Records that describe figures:
■ ■ ■ ■

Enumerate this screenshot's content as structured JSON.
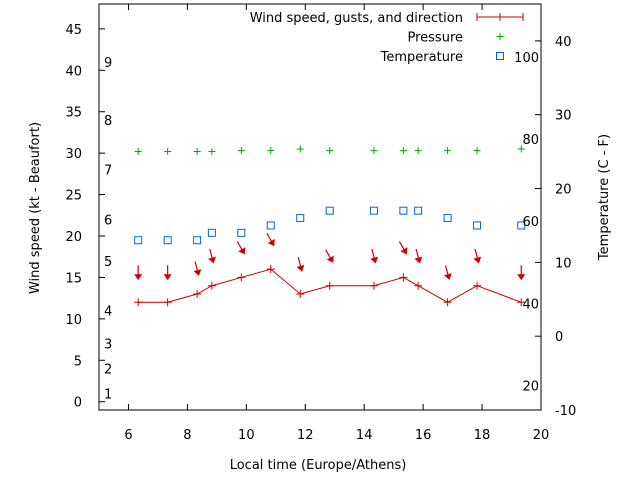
{
  "chart_data": {
    "type": "line",
    "xlabel": "Local time (Europe/Athens)",
    "ylabel": "Wind speed (kt - Beaufort)",
    "y2label": "Temperature (C - F)",
    "xlim": [
      5,
      20
    ],
    "ylim": [
      -1,
      48
    ],
    "y2lim": [
      -10,
      45
    ],
    "x_ticks": [
      6,
      8,
      10,
      12,
      14,
      16,
      18,
      20
    ],
    "y_ticks": [
      0,
      5,
      10,
      15,
      20,
      25,
      30,
      35,
      40,
      45
    ],
    "y2_ticks": [
      -10,
      0,
      10,
      20,
      30,
      40
    ],
    "beaufort_labels": [
      {
        "label": "1",
        "kt": 1
      },
      {
        "label": "2",
        "kt": 4
      },
      {
        "label": "3",
        "kt": 7
      },
      {
        "label": "4",
        "kt": 11
      },
      {
        "label": "5",
        "kt": 17
      },
      {
        "label": "6",
        "kt": 22
      },
      {
        "label": "7",
        "kt": 28
      },
      {
        "label": "8",
        "kt": 34
      },
      {
        "label": "9",
        "kt": 41
      }
    ],
    "fahrenheit_labels": [
      {
        "label": "20",
        "c": -6.7
      },
      {
        "label": "40",
        "c": 4.4
      },
      {
        "label": "60",
        "c": 15.6
      },
      {
        "label": "80",
        "c": 26.7
      },
      {
        "label": "100",
        "c": 37.8
      }
    ],
    "legend": [
      {
        "label": "Wind speed, gusts, and direction",
        "color": "#cc0000",
        "marker": "line-plus"
      },
      {
        "label": "Pressure",
        "color": "#00aa00",
        "marker": "plus"
      },
      {
        "label": "Temperature",
        "color": "#0066cc",
        "marker": "square"
      }
    ],
    "series": [
      {
        "name": "Wind speed, gusts, and direction",
        "color": "#cc0000",
        "x": [
          6.33,
          7.33,
          8.33,
          8.83,
          9.83,
          10.83,
          11.83,
          12.83,
          14.33,
          15.33,
          15.83,
          16.83,
          17.83,
          19.33
        ],
        "values": [
          12,
          12,
          13,
          14,
          15,
          16,
          13,
          14,
          14,
          15,
          14,
          12,
          14,
          12
        ],
        "direction_y": [
          15.5,
          15.5,
          16,
          17.5,
          18.5,
          19.5,
          16.5,
          17.5,
          17.5,
          18.5,
          17.5,
          15.5,
          17.5,
          15.5
        ],
        "direction_deg": [
          0,
          0,
          345,
          345,
          330,
          330,
          345,
          330,
          345,
          330,
          345,
          345,
          345,
          0
        ]
      },
      {
        "name": "Pressure",
        "color": "#00aa00",
        "x": [
          6.33,
          7.33,
          8.33,
          8.83,
          9.83,
          10.83,
          11.83,
          12.83,
          14.33,
          15.33,
          15.83,
          16.83,
          17.83,
          19.33
        ],
        "values": [
          30.2,
          30.2,
          30.2,
          30.2,
          30.3,
          30.3,
          30.5,
          30.3,
          30.3,
          30.3,
          30.3,
          30.3,
          30.3,
          30.5
        ]
      },
      {
        "name": "Temperature",
        "color": "#0066cc",
        "axis": "y2",
        "x": [
          6.33,
          7.33,
          8.33,
          8.83,
          9.83,
          10.83,
          11.83,
          12.83,
          14.33,
          15.33,
          15.83,
          16.83,
          17.83,
          19.33
        ],
        "values": [
          13,
          13,
          13,
          14,
          14,
          15,
          16,
          17,
          17,
          17,
          17,
          16,
          15,
          15
        ]
      }
    ]
  }
}
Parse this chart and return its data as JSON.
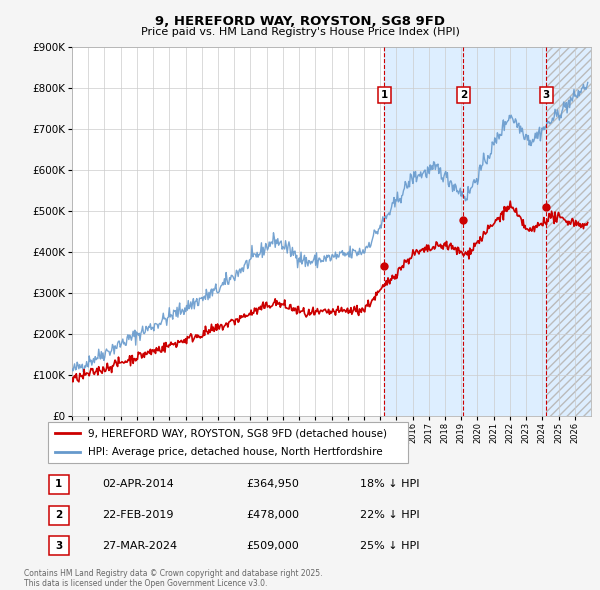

■ ■ ■ ■

_Exercise details_
Copy and report every line where the word "Temperature" is present.

_Task output_
    "y2label": "Temperature (C - F)",
        "label": "Temperature",
        "name": "Temperature",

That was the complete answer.